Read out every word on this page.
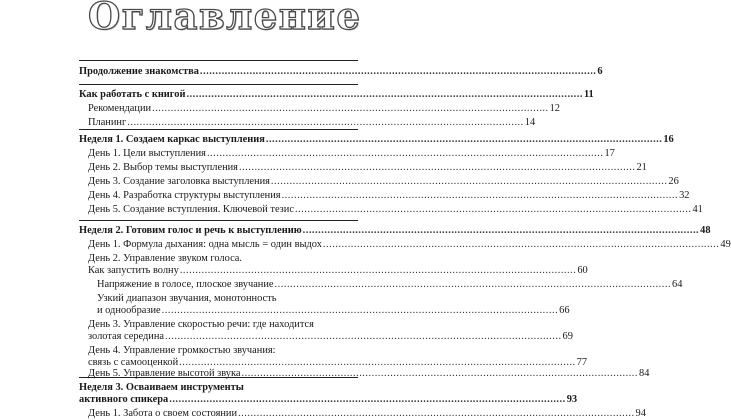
Оглавление
Продолжение знакомства ................................................................................................................................ 6
Как работать с книгой ................................................................................................................................ 11
Рекомендации ................................................................................................................................ 12
Планинг ................................................................................................................................ 14
Неделя 1. Создаем каркас выступления ................................................................................................................................ 16
День 1. Цели выступления ................................................................................................................................ 17
День 2. Выбор темы выступления ................................................................................................................................ 21
День 3. Создание заголовка выступления ................................................................................................................................ 26
День 4. Разработка структуры выступления ................................................................................................................................ 32
День 5. Создание вступления. Ключевой тезис ................................................................................................................................ 41
Неделя 2. Готовим голос и речь к выступлению ................................................................................................................................ 48
День 1. Формула дыхания: одна мысль = один выдох ................................................................................................................................ 49
День 2. Управление звуком голоса.
Как запустить волну ................................................................................................................................ 60
Напряжение в голосе, плоское звучание ................................................................................................................................ 64
Узкий диапазон звучания, монотонность
и однообразие ................................................................................................................................ 66
День 3. Управление скоростью речи: где находится
золотая середина ................................................................................................................................ 69
День 4. Управление громкостью звучания:
связь с самооценкой ................................................................................................................................ 77
День 5. Управление высотой звука ................................................................................................................................ 84
Неделя 3. Осваиваем инструменты
активного спикера ................................................................................................................................ 93
День 1. Забота о своем состоянии ................................................................................................................................ 94
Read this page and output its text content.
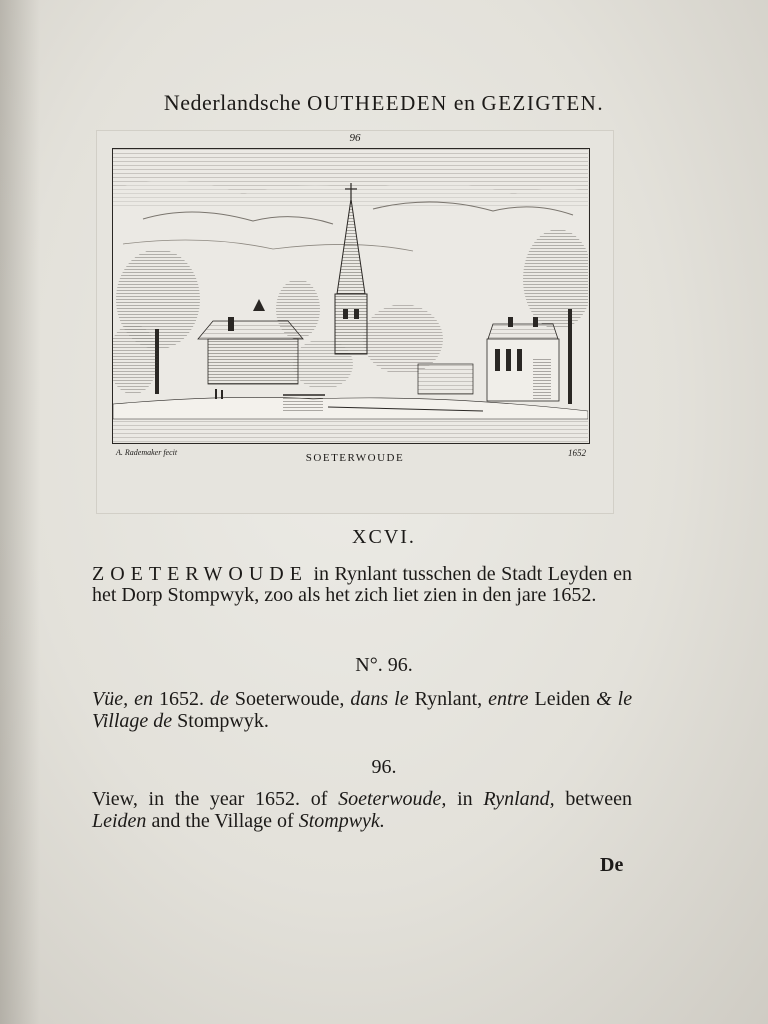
Nederlandsche OUTHEEDEN en GEZIGTEN.
96
A. Rademaker fecit	SOETERWOUDE	1652
XCVI.
ZOETERWOUDE in Rynlant tusschen de Stadt Leyden en het Dorp Stompwyk, zoo als het zich liet zien in den jare 1652.
N°. 96.
Vüe, en 1652. de Soeterwoude, dans le Rynlant, entre Leiden & le Village de Stompwyk.
96.
View, in the year 1652. of Soeterwoude, in Rynland, between Leiden and the Village of Stompwyk.
De
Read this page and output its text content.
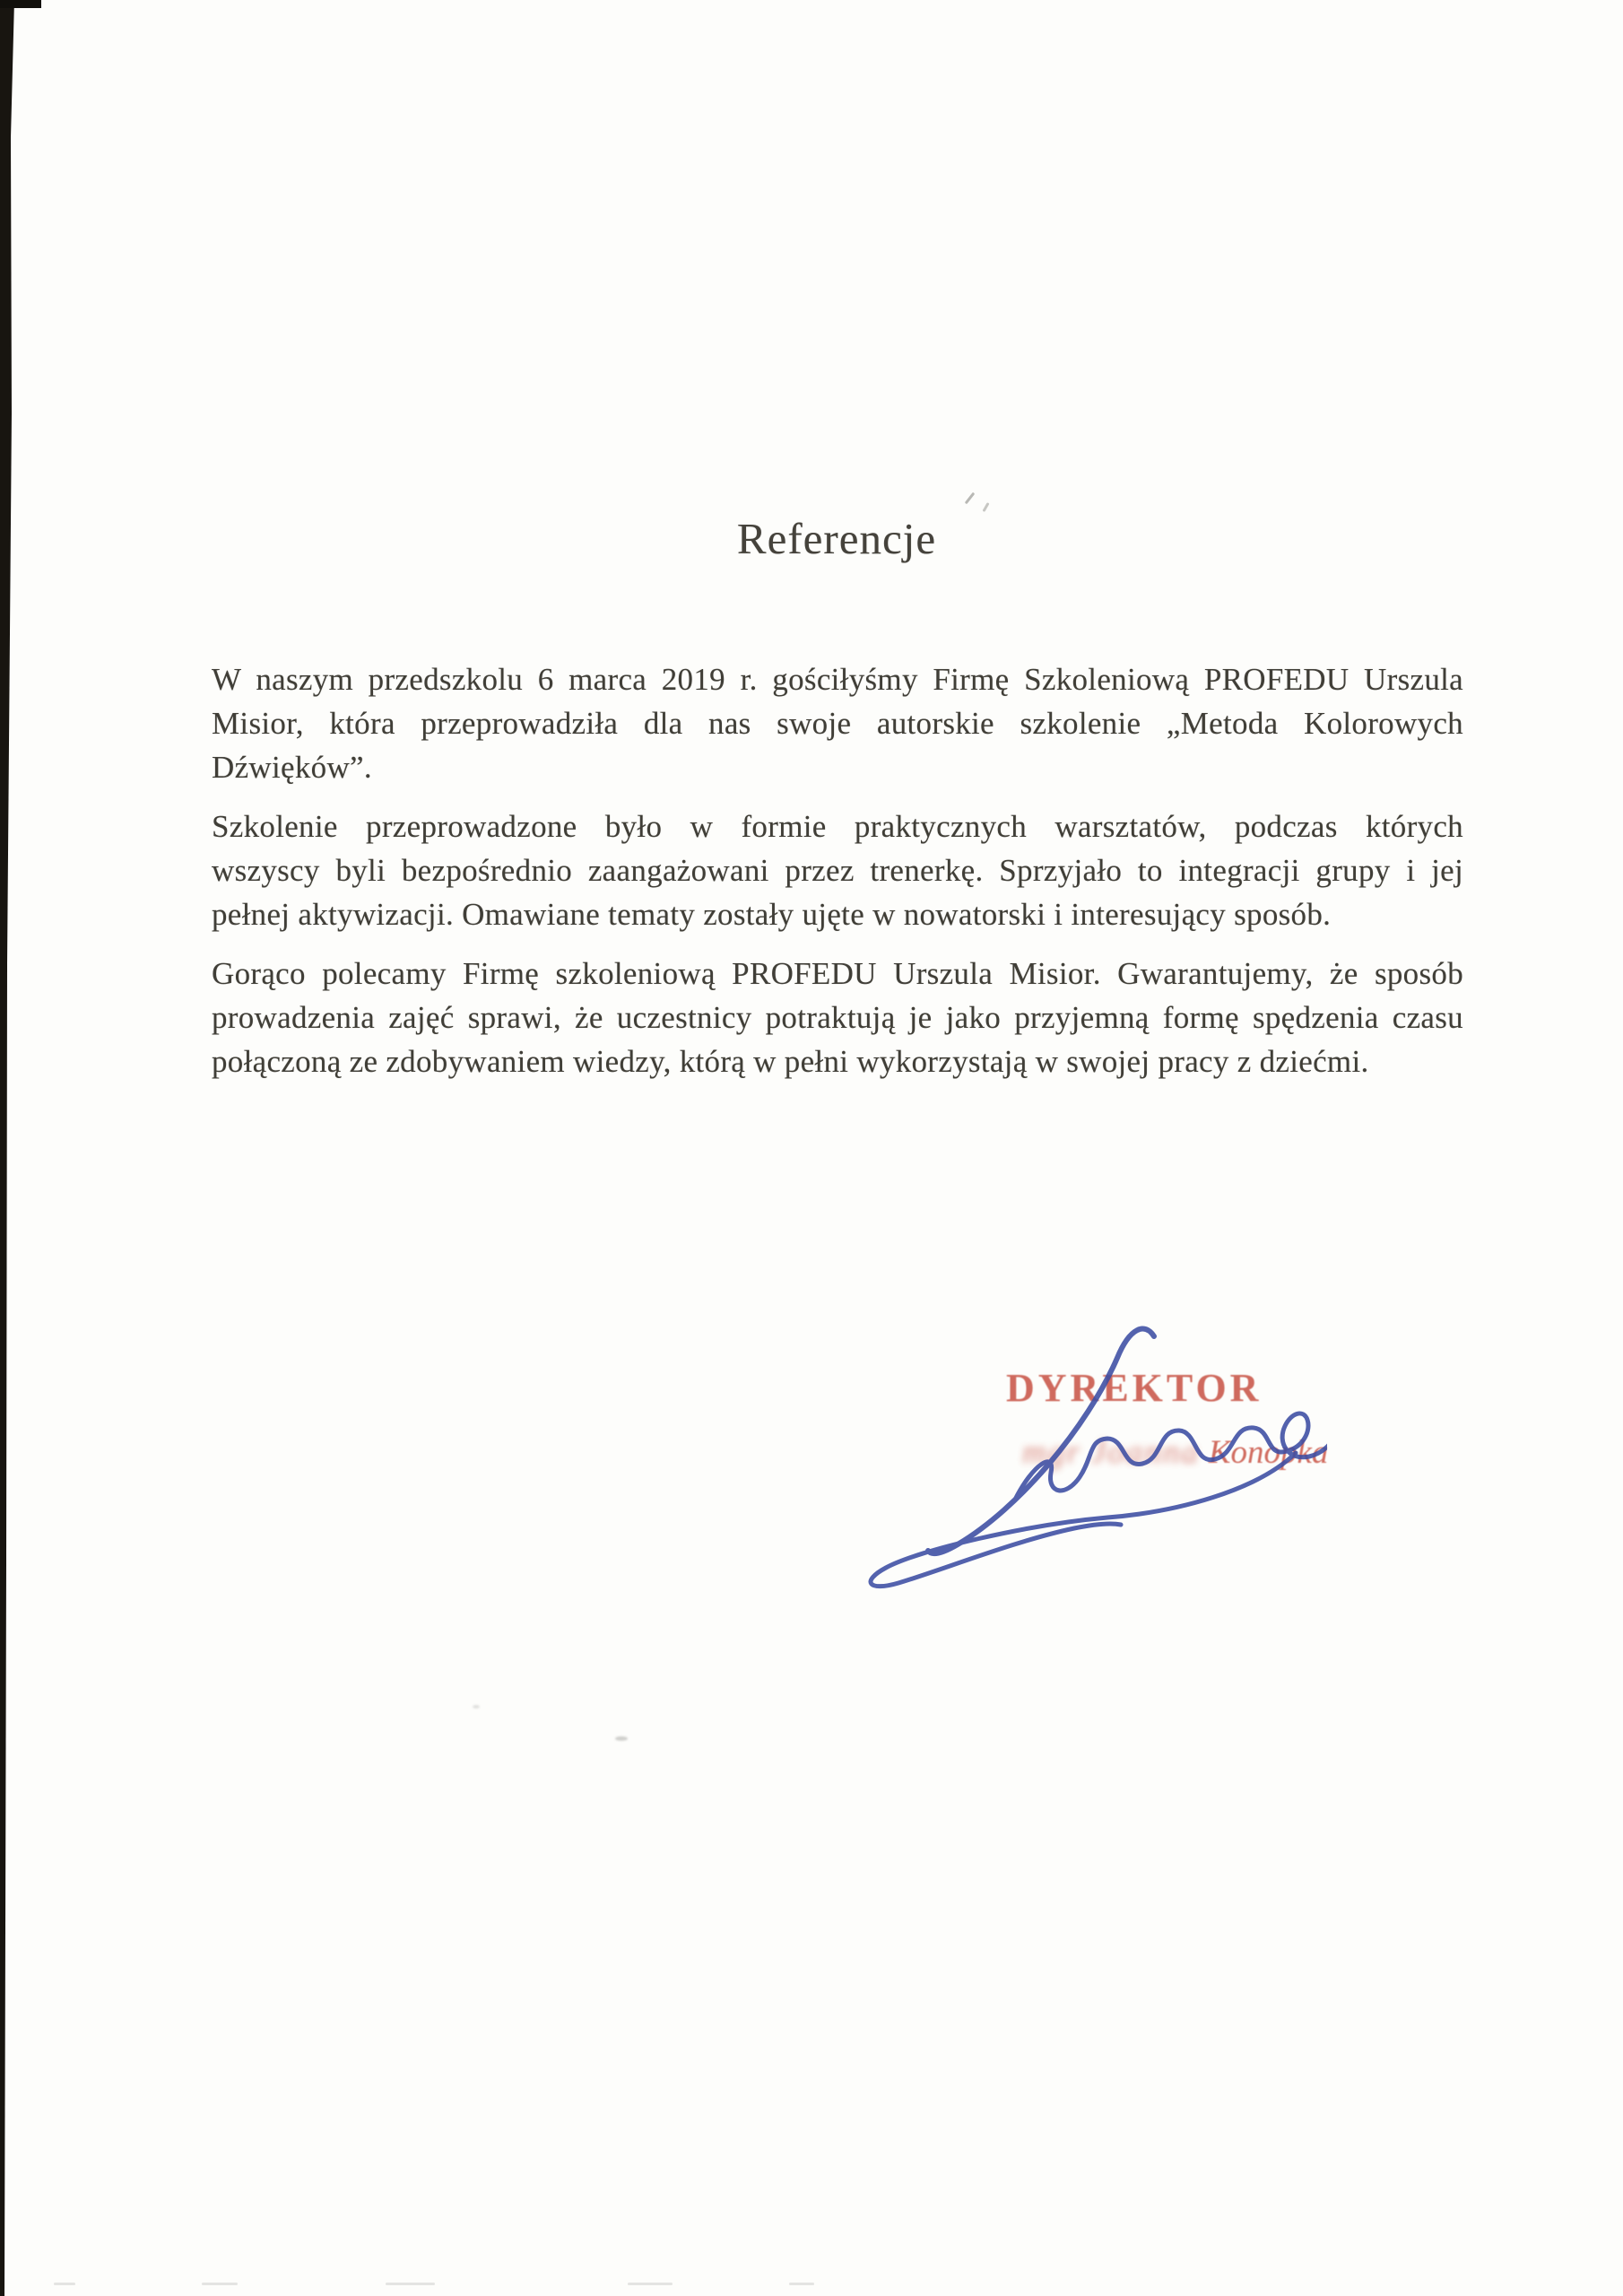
Referencje
W naszym przedszkolu 6 marca 2019 r. gościłyśmy Firmę Szkoleniową PROFEDU Urszula
Misior, która przeprowadziła dla nas swoje autorskie szkolenie „Metoda Kolorowych
Dźwięków”.
Szkolenie przeprowadzone było w formie praktycznych warsztatów, podczas których
wszyscy byli bezpośrednio zaangażowani przez trenerkę. Sprzyjało to integracji grupy i jej
pełnej aktywizacji. Omawiane tematy zostały ujęte w nowatorski i interesujący sposób.
Gorąco polecamy Firmę szkoleniową PROFEDU Urszula Misior. Gwarantujemy, że sposób
prowadzenia zajęć sprawi, że uczestnicy potraktują je jako przyjemną formę spędzenia czasu
połączoną ze zdobywaniem wiedzy, którą w pełni wykorzystają w swojej pracy z dziećmi.
DYREKTOR
mgr Joanna Konopka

- - - -

**Exercise brief:** Skipping the pictures, transcribe each line above exactly as it appears.

**Completed task:**
Read out every word on this page.
Оглавление
Продолжение знакомства ................................................................................................................................ 6
Как работать с книгой ................................................................................................................................ 11
Рекомендации ................................................................................................................................ 12
Планинг ................................................................................................................................ 14
Неделя 1. Создаем каркас выступления ................................................................................................................................ 16
День 1. Цели выступления ................................................................................................................................ 17
День 2. Выбор темы выступления ................................................................................................................................ 21
День 3. Создание заголовка выступления ................................................................................................................................ 26
День 4. Разработка структуры выступления ................................................................................................................................ 32
День 5. Создание вступления. Ключевой тезис ................................................................................................................................ 41
Неделя 2. Готовим голос и речь к выступлению ................................................................................................................................ 48
День 1. Формула дыхания: одна мысль = один выдох ................................................................................................................................ 49
День 2. Управление звуком голоса.
Как запустить волну ................................................................................................................................ 60
Напряжение в голосе, плоское звучание ................................................................................................................................ 64
Узкий диапазон звучания, монотонность
и однообразие ................................................................................................................................ 66
День 3. Управление скоростью речи: где находится
золотая середина ................................................................................................................................ 69
День 4. Управление громкостью звучания:
связь с самооценкой ................................................................................................................................ 77
День 5. Управление высотой звука ................................................................................................................................ 84
Неделя 3. Осваиваем инструменты
активного спикера ................................................................................................................................ 93
День 1. Забота о своем состоянии ................................................................................................................................ 94
Read this page and output its text content.
Nederlandsche OUTHEEDEN en GEZIGTEN.
96
A. Rademaker fecit	SOETERWOUDE	1652
XCVI.
ZOETERWOUDE in Rynlant tusschen de Stadt Leyden en het Dorp Stompwyk, zoo als het zich liet zien in den jare 1652.
N°. 96.
Vüe, en 1652. de Soeterwoude, dans le Rynlant, entre Leiden & le Village de Stompwyk.
96.
View, in the year 1652. of Soeterwoude, in Rynland, between Leiden and the Village of Stompwyk.
De
Read this page and output its text content.
Referencje
W naszym przedszkolu 6 marca 2019 r. gościłyśmy Firmę Szkoleniową PROFEDU Urszula
Misior, która przeprowadziła dla nas swoje autorskie szkolenie „Metoda Kolorowych
Dźwięków”.
Szkolenie przeprowadzone było w formie praktycznych warsztatów, podczas których
wszyscy byli bezpośrednio zaangażowani przez trenerkę. Sprzyjało to integracji grupy i jej
pełnej aktywizacji. Omawiane tematy zostały ujęte w nowatorski i interesujący sposób.
Gorąco polecamy Firmę szkoleniową PROFEDU Urszula Misior. Gwarantujemy, że sposób
prowadzenia zajęć sprawi, że uczestnicy potraktują je jako przyjemną formę spędzenia czasu
połączoną ze zdobywaniem wiedzy, którą w pełni wykorzystają w swojej pracy z dziećmi.
DYREKTOR
mgr Joanna Konopka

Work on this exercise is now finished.